## BEGIN SOURCE PASSAGE
I don't think any game is going to be exclusively FPU reliant, so the extra gain offered by the X5-160's ALU may equate to the Cyrix 5x86-120 in certain games. A good example is running Quake1 on the same system as the X5-160. The Cyrix 5x86-120 (3x40) got 16.8 fps, whereas the AMD X5-160 scored slightly higher at 17.3 fps. Note that these scores are were acquired on a system which added a 2/3 PCI multiplier, so the PCI bus was at 27 MHz. If you run your PCI bus at 40 MHz, expect these results to increase slightly. All Cyrix advanced features, including branch prediction, were enabled.

feipoa wrote:

Since you are going to use a 40 MHz FSB, did you confirm that this SiS board is not adding an automatic 2/3 FSB-to-PCI bus multiplier? If so, that would drop the PCI bus down to 27 MHz.

Have you confirmed this yet? Without getting too fancy, an easy way to check this is to run 3dbench on your X5 at 133 MHz (4x33) and at 160 MHz (4x40). If your 133 MHz score is higher than your 160 MHz score, then your motherboard is automatically manipulating the PCI frequency.
## END SOURCE PASSAGE
## BEGIN RECORDED DATA
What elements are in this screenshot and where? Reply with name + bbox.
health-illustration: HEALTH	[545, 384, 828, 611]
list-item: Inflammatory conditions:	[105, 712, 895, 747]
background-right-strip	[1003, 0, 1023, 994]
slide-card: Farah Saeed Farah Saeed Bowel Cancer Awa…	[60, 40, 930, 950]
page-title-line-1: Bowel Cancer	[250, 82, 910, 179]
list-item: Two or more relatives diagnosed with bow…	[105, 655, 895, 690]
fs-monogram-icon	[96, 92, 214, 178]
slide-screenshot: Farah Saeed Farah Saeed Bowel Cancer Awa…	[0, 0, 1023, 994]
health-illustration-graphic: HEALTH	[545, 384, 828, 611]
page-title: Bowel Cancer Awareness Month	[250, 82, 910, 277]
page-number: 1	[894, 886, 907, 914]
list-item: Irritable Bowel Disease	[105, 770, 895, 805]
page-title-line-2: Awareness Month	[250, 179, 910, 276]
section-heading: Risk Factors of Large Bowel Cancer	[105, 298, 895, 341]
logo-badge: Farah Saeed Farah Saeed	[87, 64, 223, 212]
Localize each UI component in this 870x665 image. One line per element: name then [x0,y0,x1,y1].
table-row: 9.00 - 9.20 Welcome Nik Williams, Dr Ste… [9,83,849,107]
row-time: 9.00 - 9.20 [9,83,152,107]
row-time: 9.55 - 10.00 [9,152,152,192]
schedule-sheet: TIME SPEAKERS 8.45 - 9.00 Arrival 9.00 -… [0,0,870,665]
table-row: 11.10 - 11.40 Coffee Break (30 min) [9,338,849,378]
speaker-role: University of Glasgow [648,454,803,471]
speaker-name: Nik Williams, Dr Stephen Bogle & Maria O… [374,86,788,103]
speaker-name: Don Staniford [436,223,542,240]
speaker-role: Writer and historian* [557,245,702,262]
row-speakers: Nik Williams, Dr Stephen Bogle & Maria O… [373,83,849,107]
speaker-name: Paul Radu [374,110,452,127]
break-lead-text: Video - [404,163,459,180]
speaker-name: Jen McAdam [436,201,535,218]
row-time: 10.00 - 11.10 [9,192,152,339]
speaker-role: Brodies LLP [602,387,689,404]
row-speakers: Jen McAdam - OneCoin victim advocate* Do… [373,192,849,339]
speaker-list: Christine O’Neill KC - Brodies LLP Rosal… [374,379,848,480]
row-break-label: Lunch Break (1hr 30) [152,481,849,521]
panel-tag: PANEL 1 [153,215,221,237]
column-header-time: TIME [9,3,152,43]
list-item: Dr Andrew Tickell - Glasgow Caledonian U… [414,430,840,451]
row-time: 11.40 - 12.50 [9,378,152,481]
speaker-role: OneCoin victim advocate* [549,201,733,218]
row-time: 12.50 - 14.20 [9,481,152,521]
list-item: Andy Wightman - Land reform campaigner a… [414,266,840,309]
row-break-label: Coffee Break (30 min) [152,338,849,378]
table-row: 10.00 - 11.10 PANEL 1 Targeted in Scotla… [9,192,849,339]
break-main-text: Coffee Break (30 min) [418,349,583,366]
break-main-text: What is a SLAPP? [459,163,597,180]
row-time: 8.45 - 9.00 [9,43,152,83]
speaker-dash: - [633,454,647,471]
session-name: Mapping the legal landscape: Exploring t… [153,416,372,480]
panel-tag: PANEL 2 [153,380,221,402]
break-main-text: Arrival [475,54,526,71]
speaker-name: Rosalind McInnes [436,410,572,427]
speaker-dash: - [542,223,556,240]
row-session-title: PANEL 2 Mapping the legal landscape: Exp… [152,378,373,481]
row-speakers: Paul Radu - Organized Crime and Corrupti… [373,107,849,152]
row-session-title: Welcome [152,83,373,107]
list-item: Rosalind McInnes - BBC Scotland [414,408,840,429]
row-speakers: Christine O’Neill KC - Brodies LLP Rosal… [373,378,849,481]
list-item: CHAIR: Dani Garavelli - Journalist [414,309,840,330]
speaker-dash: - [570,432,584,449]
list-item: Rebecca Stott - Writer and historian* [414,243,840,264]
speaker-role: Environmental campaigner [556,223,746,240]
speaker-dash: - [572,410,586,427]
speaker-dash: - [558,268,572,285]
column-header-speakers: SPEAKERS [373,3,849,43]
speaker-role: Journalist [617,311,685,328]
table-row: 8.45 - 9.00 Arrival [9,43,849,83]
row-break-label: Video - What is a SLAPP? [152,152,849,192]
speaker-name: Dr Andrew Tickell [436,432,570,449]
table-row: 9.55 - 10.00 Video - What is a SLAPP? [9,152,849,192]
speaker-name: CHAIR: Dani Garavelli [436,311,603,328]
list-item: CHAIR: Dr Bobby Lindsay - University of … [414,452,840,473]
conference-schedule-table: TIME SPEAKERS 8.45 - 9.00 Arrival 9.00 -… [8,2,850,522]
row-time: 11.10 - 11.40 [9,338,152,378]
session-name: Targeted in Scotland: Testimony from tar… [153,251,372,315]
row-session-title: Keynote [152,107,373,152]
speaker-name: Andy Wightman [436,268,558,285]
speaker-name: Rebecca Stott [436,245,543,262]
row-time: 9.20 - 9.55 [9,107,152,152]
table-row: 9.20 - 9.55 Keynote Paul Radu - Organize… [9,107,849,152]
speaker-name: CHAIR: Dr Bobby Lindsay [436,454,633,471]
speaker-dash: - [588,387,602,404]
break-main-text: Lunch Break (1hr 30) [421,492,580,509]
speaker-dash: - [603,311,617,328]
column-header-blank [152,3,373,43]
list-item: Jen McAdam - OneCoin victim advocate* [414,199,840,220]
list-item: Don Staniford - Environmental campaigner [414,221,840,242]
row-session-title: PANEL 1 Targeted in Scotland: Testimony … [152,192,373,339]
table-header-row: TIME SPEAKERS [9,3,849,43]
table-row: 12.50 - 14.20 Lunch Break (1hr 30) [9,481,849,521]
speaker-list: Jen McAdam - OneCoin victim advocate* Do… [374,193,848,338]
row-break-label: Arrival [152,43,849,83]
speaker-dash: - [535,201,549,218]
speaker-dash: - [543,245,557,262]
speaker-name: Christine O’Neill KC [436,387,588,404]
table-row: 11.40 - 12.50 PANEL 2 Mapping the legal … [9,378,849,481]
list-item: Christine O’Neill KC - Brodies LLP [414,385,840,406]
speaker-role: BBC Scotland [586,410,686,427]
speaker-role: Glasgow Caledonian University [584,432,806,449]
## END RECORDED DATA
**TASK LIST:**
1 > Can you pull out the layout region records from their first line up to and including the line with "179, 910, 276]", reproducing each line unchanged?
2 > Could you extend the forum post comparing the AMD X5-160 and the Cyrix 5x86-120, picking up after its final sentence?

**ANSWERS PROVIDED:**
1 >
What elements are in this screenshot and where? Reply with name + bbox.
health-illustration: HEALTH	[545, 384, 828, 611]
list-item: Inflammatory conditions:	[105, 712, 895, 747]
background-right-strip	[1003, 0, 1023, 994]
slide-card: Farah Saeed Farah Saeed Bowel Cancer Awa…	[60, 40, 930, 950]
page-title-line-1: Bowel Cancer	[250, 82, 910, 179]
list-item: Two or more relatives diagnosed with bow…	[105, 655, 895, 690]
fs-monogram-icon	[96, 92, 214, 178]
slide-screenshot: Farah Saeed Farah Saeed Bowel Cancer Awa…	[0, 0, 1023, 994]
health-illustration-graphic: HEALTH	[545, 384, 828, 611]
page-title: Bowel Cancer Awareness Month	[250, 82, 910, 277]
page-number: 1	[894, 886, 907, 914]
list-item: Irritable Bowel Disease	[105, 770, 895, 805]
page-title-line-2: Awareness Month	[250, 179, 910, 276]

2 >
It's not really fair comparing the AMD and Cyrix 5x86 designs, though. The AMD chip was still very much based in the 486 generation while the Cyrix part was a scaled back version of their Pentium compatible chip modded to work in socket 3 motherboards.If the POD can't be considered for purposes of this discussion because it's not a 486, then neither should the Cyrix 5x86. A Cyrix DX4 chip should be considered instead.

Thinking about it now, the Cyrix 5x86 shouldn't even be included in the fastest 486 benchmarks, either, since it has more in common with a Pentium than a 486.

Reply 30 of 63, by feipoa

User metadata
Rank l33t++
Rank
l33t++
sliderider wrote:

It's not really fair comparing the AMD and Cyrix 5x86 designs, though. The AMD chip was still very much based in the 486 generation while the Cyrix part was a scaled back version of their Pentium compatible chip modded to work in socket 3 motherboards.If the POD can't be considered for purposes of this discussion because it's not a 486, then neither should the Cyrix 5x86. A Cyrix DX4 chip should be considered instead.

Perhaps so, unless the goal is to see how much abuse a socket 3 platform system can take, whereby the Intel Pentiums are exluded. I often use "486" loosely to simplify titles. If I were to run this, I'd probably include the best socket 3 CPU from each vendor, an AMD X5-160, a POD-83/100, and an IBM 5x86c-133 (2x66). If Win95 offers even the slightest speed advantage over Win98 for the employed games, I'd probably use Win95. I'd also ensure the PCI frequency is not reduced when using FSB's other than 33 Mhz. You also want to be sure all RAM is cached and that all BIOS timings are optimised. Ultimately, it is up to the tester to decide what he/she wants to include or not.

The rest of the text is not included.